WHAT YOU ARE ASKED TO DO. Find the lines holding "provider" and copy them.

DATA SECTION.
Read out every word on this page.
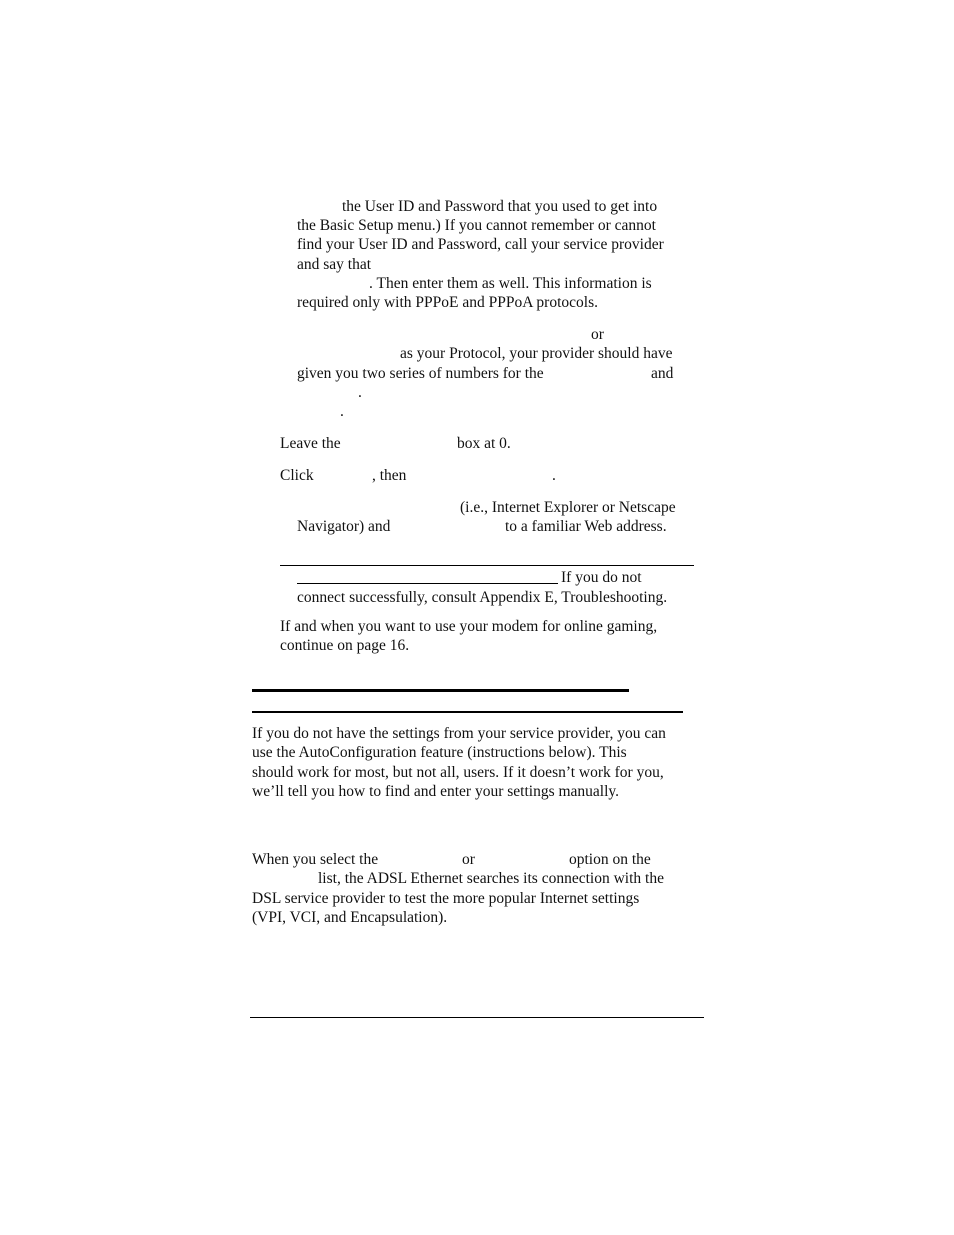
the User ID and Password that you used to get into
the Basic Setup menu.) If you cannot remember or cannot
find your User ID and Password, call your service provider
and say that
. Then enter them as well. This information is
required only with PPPoE and PPPoA protocols.
or
as your Protocol, your provider should have
given you two series of numbers for the	and
.
.
Leave the	box at 0.
Click	, then	.
(i.e., Internet Explorer or Netscape
Navigator) and	to a familiar Web address.
If you do not
connect successfully, consult Appendix E, Troubleshooting.
If and when you want to use your modem for online gaming,
continue on page 16.
If you do not have the settings from your service provider, you can
use the AutoConfiguration feature (instructions below). This
should work for most, but not all, users. If it doesn’t work for you,
we’ll tell you how to find and enter your settings manually.
When you select the	or	option on the
list, the ADSL Ethernet searches its connection with the
DSL service provider to test the more popular Internet settings
(VPI, VCI, and Encapsulation).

FINAL RESULT.
find your User ID and Password, call your service provider
as your Protocol, your provider should have
If you do not have the settings from your service provider, you can
DSL service provider to test the more popular Internet settings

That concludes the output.